Dataset entries:
══════════

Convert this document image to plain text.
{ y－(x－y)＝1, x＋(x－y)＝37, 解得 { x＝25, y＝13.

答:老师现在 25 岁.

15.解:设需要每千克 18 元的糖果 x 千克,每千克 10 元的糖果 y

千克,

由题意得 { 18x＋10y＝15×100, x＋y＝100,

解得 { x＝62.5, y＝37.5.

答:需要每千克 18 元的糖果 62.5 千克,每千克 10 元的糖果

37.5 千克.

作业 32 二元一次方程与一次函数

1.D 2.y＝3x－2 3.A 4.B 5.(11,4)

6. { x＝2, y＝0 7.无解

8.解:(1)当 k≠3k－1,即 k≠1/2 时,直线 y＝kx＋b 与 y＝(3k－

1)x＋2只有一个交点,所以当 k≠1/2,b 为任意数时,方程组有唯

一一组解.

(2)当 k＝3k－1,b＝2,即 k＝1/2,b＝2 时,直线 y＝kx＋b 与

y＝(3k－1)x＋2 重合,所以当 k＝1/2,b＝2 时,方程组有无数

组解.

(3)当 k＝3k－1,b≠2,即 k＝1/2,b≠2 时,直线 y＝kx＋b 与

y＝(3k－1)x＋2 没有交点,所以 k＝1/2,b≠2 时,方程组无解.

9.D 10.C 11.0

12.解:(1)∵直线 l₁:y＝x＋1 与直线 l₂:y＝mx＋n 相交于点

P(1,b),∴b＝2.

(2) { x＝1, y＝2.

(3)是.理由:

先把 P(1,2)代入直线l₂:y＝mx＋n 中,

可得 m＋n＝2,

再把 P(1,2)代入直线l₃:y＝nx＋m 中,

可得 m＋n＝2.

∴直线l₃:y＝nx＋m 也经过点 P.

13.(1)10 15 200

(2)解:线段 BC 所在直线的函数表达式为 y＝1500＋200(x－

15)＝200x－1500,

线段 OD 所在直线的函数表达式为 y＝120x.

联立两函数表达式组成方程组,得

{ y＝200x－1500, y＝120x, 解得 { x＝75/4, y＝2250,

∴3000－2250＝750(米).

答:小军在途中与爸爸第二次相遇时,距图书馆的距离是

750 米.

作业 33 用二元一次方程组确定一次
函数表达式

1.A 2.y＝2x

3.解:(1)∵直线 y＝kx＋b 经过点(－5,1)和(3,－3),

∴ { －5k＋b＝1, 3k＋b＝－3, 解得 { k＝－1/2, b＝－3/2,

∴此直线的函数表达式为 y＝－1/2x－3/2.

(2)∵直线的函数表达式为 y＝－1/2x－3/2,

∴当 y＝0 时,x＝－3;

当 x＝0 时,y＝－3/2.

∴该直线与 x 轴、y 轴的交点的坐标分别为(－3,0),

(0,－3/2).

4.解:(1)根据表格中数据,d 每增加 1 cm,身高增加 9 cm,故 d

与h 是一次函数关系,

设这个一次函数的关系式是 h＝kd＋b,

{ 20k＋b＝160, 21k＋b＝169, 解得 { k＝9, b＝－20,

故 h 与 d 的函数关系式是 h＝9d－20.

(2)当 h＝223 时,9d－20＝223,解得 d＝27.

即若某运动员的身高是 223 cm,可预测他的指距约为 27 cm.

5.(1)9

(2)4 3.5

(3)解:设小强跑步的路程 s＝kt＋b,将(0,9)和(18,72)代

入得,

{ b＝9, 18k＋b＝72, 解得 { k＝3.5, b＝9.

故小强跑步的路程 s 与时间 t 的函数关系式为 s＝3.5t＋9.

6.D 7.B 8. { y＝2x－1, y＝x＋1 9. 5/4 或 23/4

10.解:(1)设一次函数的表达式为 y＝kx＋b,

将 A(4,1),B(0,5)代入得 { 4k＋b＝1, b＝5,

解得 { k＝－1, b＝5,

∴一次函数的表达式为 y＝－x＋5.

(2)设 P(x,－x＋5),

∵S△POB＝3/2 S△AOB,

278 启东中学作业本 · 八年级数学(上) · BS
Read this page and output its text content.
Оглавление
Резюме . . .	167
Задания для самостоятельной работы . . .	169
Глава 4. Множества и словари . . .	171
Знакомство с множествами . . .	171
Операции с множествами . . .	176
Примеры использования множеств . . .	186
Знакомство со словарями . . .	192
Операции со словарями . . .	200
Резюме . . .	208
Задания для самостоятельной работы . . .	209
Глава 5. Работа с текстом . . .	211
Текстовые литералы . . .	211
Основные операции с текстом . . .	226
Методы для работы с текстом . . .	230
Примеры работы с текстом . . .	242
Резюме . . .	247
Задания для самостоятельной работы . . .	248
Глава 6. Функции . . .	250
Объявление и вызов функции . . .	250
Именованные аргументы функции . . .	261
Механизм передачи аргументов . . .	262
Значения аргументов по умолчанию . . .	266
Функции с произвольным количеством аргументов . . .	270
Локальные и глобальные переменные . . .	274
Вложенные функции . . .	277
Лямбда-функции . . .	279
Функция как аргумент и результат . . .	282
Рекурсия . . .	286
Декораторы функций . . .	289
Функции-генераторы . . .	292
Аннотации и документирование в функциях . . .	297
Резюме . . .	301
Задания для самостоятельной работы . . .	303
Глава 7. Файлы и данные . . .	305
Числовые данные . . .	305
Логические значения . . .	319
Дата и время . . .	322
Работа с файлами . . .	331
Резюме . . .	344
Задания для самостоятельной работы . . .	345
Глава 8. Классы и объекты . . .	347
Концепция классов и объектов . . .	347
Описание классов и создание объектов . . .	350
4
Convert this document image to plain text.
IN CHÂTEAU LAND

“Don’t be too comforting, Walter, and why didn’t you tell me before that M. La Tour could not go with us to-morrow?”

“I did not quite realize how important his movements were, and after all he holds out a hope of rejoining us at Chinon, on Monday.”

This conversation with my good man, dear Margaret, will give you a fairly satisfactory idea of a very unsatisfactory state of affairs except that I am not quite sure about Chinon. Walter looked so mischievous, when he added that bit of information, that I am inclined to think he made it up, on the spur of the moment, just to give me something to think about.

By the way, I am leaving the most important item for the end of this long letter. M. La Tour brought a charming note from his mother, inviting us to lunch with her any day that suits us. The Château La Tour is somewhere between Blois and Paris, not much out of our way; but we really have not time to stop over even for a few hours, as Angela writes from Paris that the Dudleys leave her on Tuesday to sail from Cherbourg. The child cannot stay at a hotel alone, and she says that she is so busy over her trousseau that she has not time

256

══════════

Task description: Extract the data in full. Keep it word for word.

Solved problem:
Convert this document image to plain text.
{ y－(x－y)＝1, x＋(x－y)＝37, 解得 { x＝25, y＝13.

答:老师现在 25 岁.

15.解:设需要每千克 18 元的糖果 x 千克,每千克 10 元的糖果 y

千克,

由题意得 { 18x＋10y＝15×100, x＋y＝100,

解得 { x＝62.5, y＝37.5.

答:需要每千克 18 元的糖果 62.5 千克,每千克 10 元的糖果

37.5 千克.

作业 32 二元一次方程与一次函数

1.D 2.y＝3x－2 3.A 4.B 5.(11,4)

6. { x＝2, y＝0 7.无解

8.解:(1)当 k≠3k－1,即 k≠1/2 时,直线 y＝kx＋b 与 y＝(3k－

1)x＋2只有一个交点,所以当 k≠1/2,b 为任意数时,方程组有唯

一一组解.

(2)当 k＝3k－1,b＝2,即 k＝1/2,b＝2 时,直线 y＝kx＋b 与

y＝(3k－1)x＋2 重合,所以当 k＝1/2,b＝2 时,方程组有无数

组解.

(3)当 k＝3k－1,b≠2,即 k＝1/2,b≠2 时,直线 y＝kx＋b 与

y＝(3k－1)x＋2 没有交点,所以 k＝1/2,b≠2 时,方程组无解.

9.D 10.C 11.0

12.解:(1)∵直线 l₁:y＝x＋1 与直线 l₂:y＝mx＋n 相交于点

P(1,b),∴b＝2.

(2) { x＝1, y＝2.

(3)是.理由:

先把 P(1,2)代入直线l₂:y＝mx＋n 中,

可得 m＋n＝2,

再把 P(1,2)代入直线l₃:y＝nx＋m 中,

可得 m＋n＝2.

∴直线l₃:y＝nx＋m 也经过点 P.

13.(1)10 15 200

(2)解:线段 BC 所在直线的函数表达式为 y＝1500＋200(x－

15)＝200x－1500,

线段 OD 所在直线的函数表达式为 y＝120x.

联立两函数表达式组成方程组,得

{ y＝200x－1500, y＝120x, 解得 { x＝75/4, y＝2250,

∴3000－2250＝750(米).

答:小军在途中与爸爸第二次相遇时,距图书馆的距离是

750 米.

作业 33 用二元一次方程组确定一次
函数表达式

1.A 2.y＝2x

3.解:(1)∵直线 y＝kx＋b 经过点(－5,1)和(3,－3),

∴ { －5k＋b＝1, 3k＋b＝－3, 解得 { k＝－1/2, b＝－3/2,

∴此直线的函数表达式为 y＝－1/2x－3/2.

(2)∵直线的函数表达式为 y＝－1/2x－3/2,

∴当 y＝0 时,x＝－3;

当 x＝0 时,y＝－3/2.

∴该直线与 x 轴、y 轴的交点的坐标分别为(－3,0),

(0,－3/2).

4.解:(1)根据表格中数据,d 每增加 1 cm,身高增加 9 cm,故 d

与h 是一次函数关系,

设这个一次函数的关系式是 h＝kd＋b,

{ 20k＋b＝160, 21k＋b＝169, 解得 { k＝9, b＝－20,

故 h 与 d 的函数关系式是 h＝9d－20.

(2)当 h＝223 时,9d－20＝223,解得 d＝27.

即若某运动员的身高是 223 cm,可预测他的指距约为 27 cm.

5.(1)9

(2)4 3.5

(3)解:设小强跑步的路程 s＝kt＋b,将(0,9)和(18,72)代

入得,

{ b＝9, 18k＋b＝72, 解得 { k＝3.5, b＝9.

故小强跑步的路程 s 与时间 t 的函数关系式为 s＝3.5t＋9.

6.D 7.B 8. { y＝2x－1, y＝x＋1 9. 5/4 或 23/4

10.解:(1)设一次函数的表达式为 y＝kx＋b,

将 A(4,1),B(0,5)代入得 { 4k＋b＝1, b＝5,

解得 { k＝－1, b＝5,

∴一次函数的表达式为 y＝－x＋5.

(2)设 P(x,－x＋5),

∵S△POB＝3/2 S△AOB,

278 启东中学作业本 · 八年级数学(上) · BS
Read this page and output its text content.
Оглавление
Резюме . . .	167
Задания для самостоятельной работы . . .	169
Глава 4. Множества и словари . . .	171
Знакомство с множествами . . .	171
Операции с множествами . . .	176
Примеры использования множеств . . .	186
Знакомство со словарями . . .	192
Операции со словарями . . .	200
Резюме . . .	208
Задания для самостоятельной работы . . .	209
Глава 5. Работа с текстом . . .	211
Текстовые литералы . . .	211
Основные операции с текстом . . .	226
Методы для работы с текстом . . .	230
Примеры работы с текстом . . .	242
Резюме . . .	247
Задания для самостоятельной работы . . .	248
Глава 6. Функции . . .	250
Объявление и вызов функции . . .	250
Именованные аргументы функции . . .	261
Механизм передачи аргументов . . .	262
Значения аргументов по умолчанию . . .	266
Функции с произвольным количеством аргументов . . .	270
Локальные и глобальные переменные . . .	274
Вложенные функции . . .	277
Лямбда-функции . . .	279
Функция как аргумент и результат . . .	282
Рекурсия . . .	286
Декораторы функций . . .	289
Функции-генераторы . . .	292
Аннотации и документирование в функциях . . .	297
Резюме . . .	301
Задания для самостоятельной работы . . .	303
Глава 7. Файлы и данные . . .	305
Числовые данные . . .	305
Логические значения . . .	319
Дата и время . . .	322
Работа с файлами . . .	331
Резюме . . .	344
Задания для самостоятельной работы . . .	345
Глава 8. Классы и объекты . . .	347
Концепция классов и объектов . . .	347
Описание классов и создание объектов . . .	350
4
Convert this document image to plain text.
IN CHÂTEAU LAND

“Don’t be too comforting, Walter, and why didn’t you tell me before that M. La Tour could not go with us to-morrow?”

“I did not quite realize how important his movements were, and after all he holds out a hope of rejoining us at Chinon, on Monday.”

This conversation with my good man, dear Margaret, will give you a fairly satisfactory idea of a very unsatisfactory state of affairs except that I am not quite sure about Chinon. Walter looked so mischievous, when he added that bit of information, that I am inclined to think he made it up, on the spur of the moment, just to give me something to think about.

By the way, I am leaving the most important item for the end of this long letter. M. La Tour brought a charming note from his mother, inviting us to lunch with her any day that suits us. The Château La Tour is somewhere between Blois and Paris, not much out of our way; but we really have not time to stop over even for a few hours, as Angela writes from Paris that the Dudleys leave her on Tuesday to sail from Cherbourg. The child cannot stay at a hotel alone, and she says that she is so busy over her trousseau that she has not time

256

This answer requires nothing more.